Farid-ad-Din Muhammad Attar (1145-1220) is one of the three pillars of Persian Sufi literature. Sana’i Ghaznavi, who for the first time, exerted love poetry to beings beyond human material affections, and Jalal ad-Din Muhammad Balkhi, Mowlawi (Rumi) are considered to be the other two. Professor Shafiei Kadkani places Hafez, the other mystical Persian poet in a category of his own. He believes Persian Sufi poetry began with Sana’i, perfected with Attar and reached its peak with Mowlawi.
The Western reader is familiar with poetry and Sufism of Rumi. Before Sana’i, the Sufis used all poetry of ordinary love and ecstasy to express their mystical devotion to the ultimate “Beloved.”
Sana’i is the first poet who brings a worldview of mysticism to Persian poetry.
Attar (the literal meaning: herbalist and perfume maker), is the first Sufi poet/ writer who dedicated all his works to Sufism. He never served any court or a king – “ Not a morsel have I tasted from a tyrant’s table…” In all his poetry hardly a single line has a meaning and reference beyond a gnostic view of being.
Attar was eventually killed during the Mongols invasion. Attar did not reach much fame as a poet during his lifetime. Nearly three hundred years after his death, in the fifteenth century, he was recognized as a Sufi poet. Some works are attributed to Attar, of which Tadhkirat al-Awliya (Memorials of the Saints), Ilahi-Nameh, Mukhtar-Nameh, Diwan, and Conference of the Birds (Manteq-ut-Tayr) have been verified.
Attar’s connection to Sufism is not entirely clear (1). No Mentor, Guide, or Sheikh, as it was the tradition of mystical learnings is known to have been Attar’s instructor. “Rumi believes that Attar had, in fact, no teacher and was instructed in the Way by the spirit of Mansur Hallaj, the Sufi martyr who had been executed in Baghdad in 992.
Conference of the Birds, which is just under five thousand lines in original Persian (about the length of Dante’s Inferno) is built around the main core of Sufism: soul’s quest to unify with God.
============
§ STATED GOAL A: From the Attar passage, quote the words starting with "Attar’s connection to" and going on through "Baghdad in 992.".

§ Records excerpted from a collection:
============
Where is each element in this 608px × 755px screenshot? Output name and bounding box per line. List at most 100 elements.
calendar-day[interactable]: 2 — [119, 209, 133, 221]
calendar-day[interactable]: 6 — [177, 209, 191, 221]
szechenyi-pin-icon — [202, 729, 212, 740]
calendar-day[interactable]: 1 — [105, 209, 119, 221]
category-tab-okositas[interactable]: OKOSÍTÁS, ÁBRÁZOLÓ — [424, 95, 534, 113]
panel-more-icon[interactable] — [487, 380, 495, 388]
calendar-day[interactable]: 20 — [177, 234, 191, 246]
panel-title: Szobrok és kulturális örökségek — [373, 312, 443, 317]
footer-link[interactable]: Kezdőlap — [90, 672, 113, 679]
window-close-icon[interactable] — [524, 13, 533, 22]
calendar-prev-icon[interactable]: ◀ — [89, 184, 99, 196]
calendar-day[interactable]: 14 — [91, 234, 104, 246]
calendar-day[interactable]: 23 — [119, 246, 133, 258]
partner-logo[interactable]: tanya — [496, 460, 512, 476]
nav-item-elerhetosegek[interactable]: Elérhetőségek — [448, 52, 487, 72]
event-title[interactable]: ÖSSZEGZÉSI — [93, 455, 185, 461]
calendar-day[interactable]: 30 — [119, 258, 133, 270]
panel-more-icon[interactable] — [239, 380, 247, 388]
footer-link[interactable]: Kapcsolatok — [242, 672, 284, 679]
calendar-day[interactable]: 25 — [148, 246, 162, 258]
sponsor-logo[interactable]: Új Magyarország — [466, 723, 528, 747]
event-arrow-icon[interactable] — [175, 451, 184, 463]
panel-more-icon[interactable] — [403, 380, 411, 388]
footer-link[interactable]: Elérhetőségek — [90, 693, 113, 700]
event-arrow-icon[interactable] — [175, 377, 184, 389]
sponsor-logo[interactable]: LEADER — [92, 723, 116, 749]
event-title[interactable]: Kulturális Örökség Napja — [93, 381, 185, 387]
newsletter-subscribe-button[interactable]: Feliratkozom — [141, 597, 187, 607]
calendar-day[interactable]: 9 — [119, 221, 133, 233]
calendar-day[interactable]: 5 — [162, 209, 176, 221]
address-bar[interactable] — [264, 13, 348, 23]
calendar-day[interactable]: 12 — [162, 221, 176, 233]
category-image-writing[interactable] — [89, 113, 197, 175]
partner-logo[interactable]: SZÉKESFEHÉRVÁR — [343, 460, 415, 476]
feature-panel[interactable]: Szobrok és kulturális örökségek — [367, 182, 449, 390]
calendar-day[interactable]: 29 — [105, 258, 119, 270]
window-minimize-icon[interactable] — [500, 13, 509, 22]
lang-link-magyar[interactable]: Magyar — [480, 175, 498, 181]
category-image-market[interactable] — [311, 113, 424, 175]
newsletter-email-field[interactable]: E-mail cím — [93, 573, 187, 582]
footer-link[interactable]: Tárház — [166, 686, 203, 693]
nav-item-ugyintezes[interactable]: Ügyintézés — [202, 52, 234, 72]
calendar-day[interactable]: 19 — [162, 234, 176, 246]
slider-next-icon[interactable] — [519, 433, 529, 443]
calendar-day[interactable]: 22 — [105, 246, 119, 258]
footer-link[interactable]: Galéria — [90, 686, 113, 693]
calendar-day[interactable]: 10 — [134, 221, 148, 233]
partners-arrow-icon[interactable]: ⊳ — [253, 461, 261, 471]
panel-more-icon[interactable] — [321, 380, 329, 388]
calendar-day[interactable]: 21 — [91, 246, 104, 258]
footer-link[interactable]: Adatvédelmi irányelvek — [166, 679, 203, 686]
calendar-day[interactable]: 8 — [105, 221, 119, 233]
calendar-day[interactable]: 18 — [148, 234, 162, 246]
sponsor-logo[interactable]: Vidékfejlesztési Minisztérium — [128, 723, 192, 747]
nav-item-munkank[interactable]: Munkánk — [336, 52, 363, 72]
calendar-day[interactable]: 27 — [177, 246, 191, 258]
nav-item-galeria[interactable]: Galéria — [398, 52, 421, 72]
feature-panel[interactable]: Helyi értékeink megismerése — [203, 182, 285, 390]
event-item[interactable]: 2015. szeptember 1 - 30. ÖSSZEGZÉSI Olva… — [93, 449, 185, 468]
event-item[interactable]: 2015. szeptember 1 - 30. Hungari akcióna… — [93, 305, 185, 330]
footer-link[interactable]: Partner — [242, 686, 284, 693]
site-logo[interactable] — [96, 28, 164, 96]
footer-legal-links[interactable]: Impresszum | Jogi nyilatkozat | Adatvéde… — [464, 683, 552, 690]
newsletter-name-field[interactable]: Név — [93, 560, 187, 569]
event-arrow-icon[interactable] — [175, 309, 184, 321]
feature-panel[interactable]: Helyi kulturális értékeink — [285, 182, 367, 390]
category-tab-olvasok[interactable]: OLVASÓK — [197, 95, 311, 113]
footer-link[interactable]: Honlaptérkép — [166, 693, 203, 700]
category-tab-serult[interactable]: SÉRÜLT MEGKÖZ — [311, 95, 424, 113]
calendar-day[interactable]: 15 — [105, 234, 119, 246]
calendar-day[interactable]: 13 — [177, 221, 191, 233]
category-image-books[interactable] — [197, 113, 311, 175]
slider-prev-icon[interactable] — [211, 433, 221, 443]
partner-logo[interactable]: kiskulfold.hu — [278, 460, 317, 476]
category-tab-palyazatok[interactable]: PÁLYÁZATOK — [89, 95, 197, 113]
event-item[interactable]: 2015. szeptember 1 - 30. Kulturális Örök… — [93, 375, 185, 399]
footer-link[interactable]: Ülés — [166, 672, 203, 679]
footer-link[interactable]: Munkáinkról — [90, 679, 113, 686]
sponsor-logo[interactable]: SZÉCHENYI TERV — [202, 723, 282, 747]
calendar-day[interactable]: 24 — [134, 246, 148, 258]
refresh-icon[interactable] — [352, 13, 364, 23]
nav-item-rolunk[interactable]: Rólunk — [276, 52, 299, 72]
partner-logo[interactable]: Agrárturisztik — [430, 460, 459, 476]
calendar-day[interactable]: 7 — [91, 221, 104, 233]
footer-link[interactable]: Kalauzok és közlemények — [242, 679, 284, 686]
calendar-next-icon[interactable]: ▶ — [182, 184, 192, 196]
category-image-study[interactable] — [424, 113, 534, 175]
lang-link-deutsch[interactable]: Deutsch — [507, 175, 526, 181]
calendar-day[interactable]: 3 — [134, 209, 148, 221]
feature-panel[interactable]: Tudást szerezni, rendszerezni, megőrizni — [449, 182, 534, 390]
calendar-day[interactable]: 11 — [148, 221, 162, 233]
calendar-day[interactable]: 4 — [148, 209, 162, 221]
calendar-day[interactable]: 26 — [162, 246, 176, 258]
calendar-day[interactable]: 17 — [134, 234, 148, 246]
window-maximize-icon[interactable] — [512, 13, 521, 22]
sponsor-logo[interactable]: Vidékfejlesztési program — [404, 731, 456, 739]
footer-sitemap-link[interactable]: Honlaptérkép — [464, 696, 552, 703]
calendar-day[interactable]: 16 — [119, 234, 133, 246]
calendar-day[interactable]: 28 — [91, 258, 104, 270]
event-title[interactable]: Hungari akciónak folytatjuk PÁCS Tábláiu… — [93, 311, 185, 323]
============
§ STATED GOAL B: Put the lines of the records into a JSON list of strings, one string per line and no blank lines. Start with the first line of the records and go on through the line with "partner-logo[interactable]: tanya —".

§ TASK ANSWER A:
Attar’s connection to Sufism is not entirely clear (1). No Mentor, Guide, or Sheikh, as it was the tradition of mystical learnings is known to have been Attar’s instructor. “Rumi believes that Attar had, in fact, no teacher and was instructed in the Way by the spirit of Mansur Hallaj, the Sufi martyr who had been executed in Baghdad in 992.

§ TASK ANSWER B:
[
  "Where is each element in this 608px × 755px screenshot? Output name and bounding box per line. List at most 100 elements.",
  "calendar-day[interactable]: 2 — [119, 209, 133, 221]",
  "calendar-day[interactable]: 6 — [177, 209, 191, 221]",
  "szechenyi-pin-icon — [202, 729, 212, 740]",
  "calendar-day[interactable]: 1 — [105, 209, 119, 221]",
  "category-tab-okositas[interactable]: OKOSÍTÁS, ÁBRÁZOLÓ — [424, 95, 534, 113]",
  "panel-more-icon[interactable] — [487, 380, 495, 388]",
  "calendar-day[interactable]: 20 — [177, 234, 191, 246]",
  "panel-title: Szobrok és kulturális örökségek — [373, 312, 443, 317]",
  "footer-link[interactable]: Kezdőlap — [90, 672, 113, 679]",
  "window-close-icon[interactable] — [524, 13, 533, 22]",
  "calendar-prev-icon[interactable]: ◀ — [89, 184, 99, 196]",
  "calendar-day[interactable]: 14 — [91, 234, 104, 246]",
  "calendar-day[interactable]: 23 — [119, 246, 133, 258]",
  "partner-logo[interactable]: tanya — [496, 460, 512, 476]"
]